■ **WHAT IS REQUIRED**
Without including any picture, transcribe the entries below word for word.
§
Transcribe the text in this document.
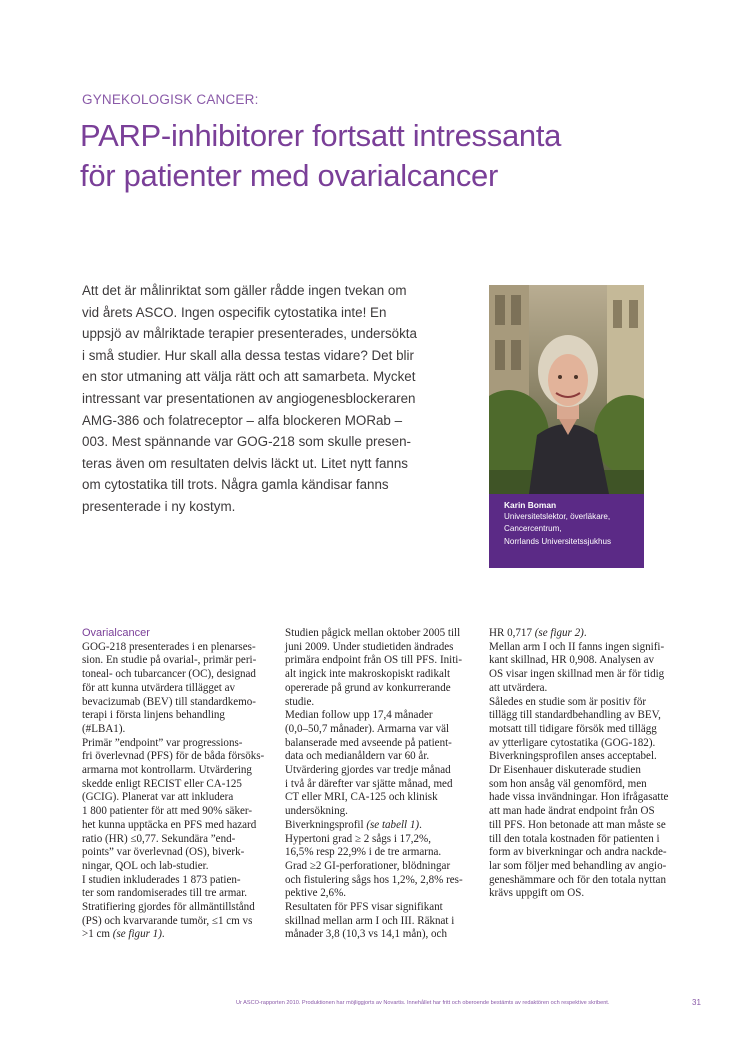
GYNEKOLOGISK CANCER:
PARP-inhibitorer fortsatt intressanta
för patienter med ovarialcancer
Att det är målinriktat som gäller rådde ingen tvekan om
vid årets ASCO. Ingen ospecifik cytostatika inte! En
uppsjö av målriktade terapier presenterades, undersökta
i små studier. Hur skall alla dessa testas vidare? Det blir
en stor utmaning att välja rätt och att samarbeta. Mycket
intressant var presentationen av angiogenesblockeraren
AMG-386 och folatreceptor – alfa blockeren MORab –
003. Mest spännande var GOG-218 som skulle presen-
teras även om resultaten delvis läckt ut. Litet nytt fanns
om cytostatika till trots. Några gamla kändisar fanns
presenterade i ny kostym.	Karin Boman
Universitetslektor, överläkare,
Cancercentrum,
Norrlands Universitetssjukhus
Ovarialcancer
GOG-218 presenterades i en plenarses-
sion. En studie på ovarial-, primär peri-
toneal- och tubarcancer (OC), designad
för att kunna utvärdera tillägget av
bevacizumab (BEV) till standardkemo-
terapi i första linjens behandling
(#LBA1).
Primär ”endpoint” var progressions-
fri överlevnad (PFS) för de båda försöks-
armarna mot kontrollarm. Utvärdering
skedde enligt RECIST eller CA-125
(GCIG). Planerat var att inkludera
1 800 patienter för att med 90% säker-
het kunna upptäcka en PFS med hazard
ratio (HR) ≤0,77. Sekundära ”end-
points” var överlevnad (OS), biverk-
ningar, QOL och lab-studier.
I studien inkluderades 1 873 patien-
ter som randomiserades till tre armar.
Stratifiering gjordes för allmäntillstånd
(PS) och kvarvarande tumör, ≤1 cm vs
>1 cm (se figur 1).
Studien pågick mellan oktober 2005 till
juni 2009. Under studietiden ändrades
primära endpoint från OS till PFS. Initi-
alt ingick inte makroskopiskt radikalt
opererade på grund av konkurrerande
studie.
Median follow upp 17,4 månader
(0,0–50,7 månader). Armarna var väl
balanserade med avseende på patient-
data och medianåldern var 60 år.
Utvärdering gjordes var tredje månad
i två år därefter var sjätte månad, med
CT eller MRI, CA-125 och klinisk
undersökning.
Biverkningsprofil (se tabell 1).
Hypertoni grad ≥ 2 sågs i 17,2%,
16,5% resp 22,9% i de tre armarna.
Grad ≥2 GI-perforationer, blödningar
och fistulering sågs hos 1,2%, 2,8% res-
pektive 2,6%.
Resultaten för PFS visar signifikant
skillnad mellan arm I och III. Räknat i
månader 3,8 (10,3 vs 14,1 mån), och
HR 0,717 (se figur 2).
Mellan arm I och II fanns ingen signifi-
kant skillnad, HR 0,908. Analysen av
OS visar ingen skillnad men är för tidig
att utvärdera.
Således en studie som är positiv för
tillägg till standardbehandling av BEV,
motsatt till tidigare försök med tillägg
av ytterligare cytostatika (GOG-182).
Biverkningsprofilen anses acceptabel.
Dr Eisenhauer diskuterade studien
som hon ansåg väl genomförd, men
hade vissa invändningar. Hon ifrågasatte
att man hade ändrat endpoint från OS
till PFS. Hon betonade att man måste se
till den totala kostnaden för patienten i
form av biverkningar och andra nackde-
lar som följer med behandling av angio-
geneshämmare och för den totala nyttan
krävs uppgift om OS.
Ur ASCO-rapporten 2010. Produktionen har möjliggjorts av Novartis. Innehållet har fritt och oberoende bestämts av redaktören och respektive skribent.	31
§
■ **WRITTEN RESPONSE**
Transcribe the text in this document.
GYNEKOLOGISK CANCER:
PARP-inhibitorer fortsatt intressanta
för patienter med ovarialcancer
Att det är målinriktat som gäller rådde ingen tvekan om
vid årets ASCO. Ingen ospecifik cytostatika inte! En
uppsjö av målriktade terapier presenterades, undersökta
i små studier. Hur skall alla dessa testas vidare? Det blir
en stor utmaning att välja rätt och att samarbeta. Mycket
intressant var presentationen av angiogenesblockeraren
AMG-386 och folatreceptor – alfa blockeren MORab –
003. Mest spännande var GOG-218 som skulle presen-
teras även om resultaten delvis läckt ut. Litet nytt fanns
om cytostatika till trots. Några gamla kändisar fanns
presenterade i ny kostym.	Karin Boman
Universitetslektor, överläkare,
Cancercentrum,
Norrlands Universitetssjukhus
Ovarialcancer
GOG-218 presenterades i en plenarses-
sion. En studie på ovarial-, primär peri-
toneal- och tubarcancer (OC), designad
för att kunna utvärdera tillägget av
bevacizumab (BEV) till standardkemo-
terapi i första linjens behandling
(#LBA1).
Primär ”endpoint” var progressions-
fri överlevnad (PFS) för de båda försöks-
armarna mot kontrollarm. Utvärdering
skedde enligt RECIST eller CA-125
(GCIG). Planerat var att inkludera
1 800 patienter för att med 90% säker-
het kunna upptäcka en PFS med hazard
ratio (HR) ≤0,77. Sekundära ”end-
points” var överlevnad (OS), biverk-
ningar, QOL och lab-studier.
I studien inkluderades 1 873 patien-
ter som randomiserades till tre armar.
Stratifiering gjordes för allmäntillstånd
(PS) och kvarvarande tumör, ≤1 cm vs
>1 cm (se figur 1).
Studien pågick mellan oktober 2005 till
juni 2009. Under studietiden ändrades
primära endpoint från OS till PFS. Initi-
alt ingick inte makroskopiskt radikalt
opererade på grund av konkurrerande
studie.
Median follow upp 17,4 månader
(0,0–50,7 månader). Armarna var väl
balanserade med avseende på patient-
data och medianåldern var 60 år.
Utvärdering gjordes var tredje månad
i två år därefter var sjätte månad, med
CT eller MRI, CA-125 och klinisk
undersökning.
Biverkningsprofil (se tabell 1).
Hypertoni grad ≥ 2 sågs i 17,2%,
16,5% resp 22,9% i de tre armarna.
Grad ≥2 GI-perforationer, blödningar
och fistulering sågs hos 1,2%, 2,8% res-
pektive 2,6%.
Resultaten för PFS visar signifikant
skillnad mellan arm I och III. Räknat i
månader 3,8 (10,3 vs 14,1 mån), och
HR 0,717 (se figur 2).
Mellan arm I och II fanns ingen signifi-
kant skillnad, HR 0,908. Analysen av
OS visar ingen skillnad men är för tidig
att utvärdera.
Således en studie som är positiv för
tillägg till standardbehandling av BEV,
motsatt till tidigare försök med tillägg
av ytterligare cytostatika (GOG-182).
Biverkningsprofilen anses acceptabel.
Dr Eisenhauer diskuterade studien
som hon ansåg väl genomförd, men
hade vissa invändningar. Hon ifrågasatte
att man hade ändrat endpoint från OS
till PFS. Hon betonade att man måste se
till den totala kostnaden för patienten i
form av biverkningar och andra nackde-
lar som följer med behandling av angio-
geneshämmare och för den totala nyttan
krävs uppgift om OS.
Ur ASCO-rapporten 2010. Produktionen har möjliggjorts av Novartis. Innehållet har fritt och oberoende bestämts av redaktören och respektive skribent.	31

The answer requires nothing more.